◆ WHAT THE EXERCISE ASKS ◆
Wherever the word "sans" shows up in a line, please copy that line.

-- begin DATASET ENTRIES --

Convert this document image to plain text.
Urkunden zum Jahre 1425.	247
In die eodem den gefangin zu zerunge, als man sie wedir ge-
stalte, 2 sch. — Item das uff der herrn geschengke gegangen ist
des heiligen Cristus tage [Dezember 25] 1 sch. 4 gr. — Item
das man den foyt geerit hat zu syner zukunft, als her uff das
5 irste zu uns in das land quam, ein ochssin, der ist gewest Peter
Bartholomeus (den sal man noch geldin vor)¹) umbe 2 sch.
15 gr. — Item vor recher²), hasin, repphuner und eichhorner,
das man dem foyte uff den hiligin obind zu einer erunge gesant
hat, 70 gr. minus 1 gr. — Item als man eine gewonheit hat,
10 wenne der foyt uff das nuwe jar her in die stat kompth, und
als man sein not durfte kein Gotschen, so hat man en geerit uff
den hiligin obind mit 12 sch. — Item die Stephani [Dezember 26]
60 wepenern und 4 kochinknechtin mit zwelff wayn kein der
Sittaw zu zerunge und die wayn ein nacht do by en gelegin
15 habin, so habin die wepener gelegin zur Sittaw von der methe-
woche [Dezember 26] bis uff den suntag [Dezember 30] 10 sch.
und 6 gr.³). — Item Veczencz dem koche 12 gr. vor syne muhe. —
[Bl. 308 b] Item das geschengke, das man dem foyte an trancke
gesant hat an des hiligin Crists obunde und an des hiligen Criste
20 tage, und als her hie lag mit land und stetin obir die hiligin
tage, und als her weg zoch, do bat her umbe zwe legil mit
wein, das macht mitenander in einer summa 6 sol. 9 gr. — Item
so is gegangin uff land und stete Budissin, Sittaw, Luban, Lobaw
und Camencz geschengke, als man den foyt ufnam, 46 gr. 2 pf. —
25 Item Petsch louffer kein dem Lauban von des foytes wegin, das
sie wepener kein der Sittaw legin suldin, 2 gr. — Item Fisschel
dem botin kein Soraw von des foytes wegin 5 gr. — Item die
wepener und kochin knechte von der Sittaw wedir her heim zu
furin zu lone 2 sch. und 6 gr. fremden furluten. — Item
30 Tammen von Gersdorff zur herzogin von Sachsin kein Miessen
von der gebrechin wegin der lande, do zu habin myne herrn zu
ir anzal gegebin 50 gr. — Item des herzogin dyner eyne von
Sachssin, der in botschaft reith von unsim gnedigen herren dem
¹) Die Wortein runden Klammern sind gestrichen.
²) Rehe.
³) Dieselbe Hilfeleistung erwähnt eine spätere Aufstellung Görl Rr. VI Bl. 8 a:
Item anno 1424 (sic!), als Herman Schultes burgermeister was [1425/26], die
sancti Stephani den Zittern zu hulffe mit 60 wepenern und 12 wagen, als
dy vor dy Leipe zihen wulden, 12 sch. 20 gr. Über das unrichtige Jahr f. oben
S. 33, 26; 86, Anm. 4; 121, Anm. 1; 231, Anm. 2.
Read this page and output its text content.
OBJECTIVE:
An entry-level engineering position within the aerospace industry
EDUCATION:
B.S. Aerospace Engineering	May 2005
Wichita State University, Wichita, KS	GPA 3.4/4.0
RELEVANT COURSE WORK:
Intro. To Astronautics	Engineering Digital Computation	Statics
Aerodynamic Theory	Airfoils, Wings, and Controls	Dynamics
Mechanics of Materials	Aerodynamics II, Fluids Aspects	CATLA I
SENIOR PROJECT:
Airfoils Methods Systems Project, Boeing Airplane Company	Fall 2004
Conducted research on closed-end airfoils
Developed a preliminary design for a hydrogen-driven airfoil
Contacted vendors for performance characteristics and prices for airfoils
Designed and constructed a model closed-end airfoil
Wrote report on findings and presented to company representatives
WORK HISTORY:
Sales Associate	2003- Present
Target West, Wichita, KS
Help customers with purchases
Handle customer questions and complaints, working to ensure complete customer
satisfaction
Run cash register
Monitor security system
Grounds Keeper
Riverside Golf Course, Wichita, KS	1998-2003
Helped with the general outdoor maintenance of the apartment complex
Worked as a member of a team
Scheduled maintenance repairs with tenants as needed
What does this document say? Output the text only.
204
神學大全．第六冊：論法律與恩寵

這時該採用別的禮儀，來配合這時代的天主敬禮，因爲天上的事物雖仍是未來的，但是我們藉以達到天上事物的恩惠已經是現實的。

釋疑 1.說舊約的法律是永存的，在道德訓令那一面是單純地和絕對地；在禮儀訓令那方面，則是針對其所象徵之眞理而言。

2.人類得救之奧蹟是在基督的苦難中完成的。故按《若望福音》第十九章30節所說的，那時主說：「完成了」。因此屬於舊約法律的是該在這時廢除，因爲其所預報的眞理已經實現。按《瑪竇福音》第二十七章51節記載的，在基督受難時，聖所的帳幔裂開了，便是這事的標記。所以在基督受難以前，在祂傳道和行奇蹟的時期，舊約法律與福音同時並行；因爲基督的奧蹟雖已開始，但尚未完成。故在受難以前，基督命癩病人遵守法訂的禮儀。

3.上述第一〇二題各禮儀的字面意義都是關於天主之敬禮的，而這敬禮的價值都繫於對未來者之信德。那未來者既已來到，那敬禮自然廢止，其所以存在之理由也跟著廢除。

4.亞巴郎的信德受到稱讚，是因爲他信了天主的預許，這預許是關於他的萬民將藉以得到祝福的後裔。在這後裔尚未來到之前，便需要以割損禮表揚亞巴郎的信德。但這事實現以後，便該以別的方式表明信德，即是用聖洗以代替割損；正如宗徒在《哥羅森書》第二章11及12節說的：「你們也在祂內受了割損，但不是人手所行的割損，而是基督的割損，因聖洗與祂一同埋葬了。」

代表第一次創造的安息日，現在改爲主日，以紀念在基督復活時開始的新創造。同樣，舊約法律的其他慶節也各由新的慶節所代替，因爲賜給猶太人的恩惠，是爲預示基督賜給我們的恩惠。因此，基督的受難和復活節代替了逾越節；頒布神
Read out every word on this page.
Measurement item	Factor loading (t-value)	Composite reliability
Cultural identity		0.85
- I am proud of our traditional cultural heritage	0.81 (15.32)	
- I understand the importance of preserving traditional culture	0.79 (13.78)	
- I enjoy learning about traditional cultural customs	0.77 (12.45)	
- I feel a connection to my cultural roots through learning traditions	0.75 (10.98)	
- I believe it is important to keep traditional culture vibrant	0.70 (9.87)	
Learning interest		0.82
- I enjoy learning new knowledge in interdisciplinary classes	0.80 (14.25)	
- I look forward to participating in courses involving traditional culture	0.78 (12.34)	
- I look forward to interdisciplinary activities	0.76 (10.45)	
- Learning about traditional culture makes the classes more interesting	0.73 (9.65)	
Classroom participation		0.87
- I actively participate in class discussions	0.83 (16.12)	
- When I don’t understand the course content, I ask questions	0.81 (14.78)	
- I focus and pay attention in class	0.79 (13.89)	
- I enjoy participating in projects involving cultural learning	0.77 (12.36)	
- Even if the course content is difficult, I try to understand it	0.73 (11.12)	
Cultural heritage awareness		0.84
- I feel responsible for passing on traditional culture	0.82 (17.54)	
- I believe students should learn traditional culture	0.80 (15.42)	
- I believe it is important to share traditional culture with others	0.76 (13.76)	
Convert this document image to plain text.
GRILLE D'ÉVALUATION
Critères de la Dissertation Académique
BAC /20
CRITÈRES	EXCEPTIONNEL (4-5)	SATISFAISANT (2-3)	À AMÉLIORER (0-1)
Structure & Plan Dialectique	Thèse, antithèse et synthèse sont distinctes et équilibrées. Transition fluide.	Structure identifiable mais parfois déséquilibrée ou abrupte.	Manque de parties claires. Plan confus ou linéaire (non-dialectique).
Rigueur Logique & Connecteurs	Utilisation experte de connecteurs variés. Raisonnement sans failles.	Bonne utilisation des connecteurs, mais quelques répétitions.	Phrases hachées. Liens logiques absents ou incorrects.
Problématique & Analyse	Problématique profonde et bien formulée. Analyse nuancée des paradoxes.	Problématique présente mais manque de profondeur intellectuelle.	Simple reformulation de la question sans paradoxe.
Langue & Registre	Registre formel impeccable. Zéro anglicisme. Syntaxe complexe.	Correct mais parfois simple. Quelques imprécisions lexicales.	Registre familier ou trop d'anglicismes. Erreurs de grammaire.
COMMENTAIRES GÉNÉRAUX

-- end DATASET ENTRIES --

◆ FINISHED TASK ◆
Rigueur Logique & Connecteurs	Utilisation experte de connecteurs variés. Raisonnement sans failles.	Bonne utilisation des connecteurs, mais quelques répétitions.	Phrases hachées. Liens logiques absents ou incorrects.
Problématique & Analyse	Problématique profonde et bien formulée. Analyse nuancée des paradoxes.	Problématique présente mais manque de profondeur intellectuelle.	Simple reformulation de la question sans paradoxe.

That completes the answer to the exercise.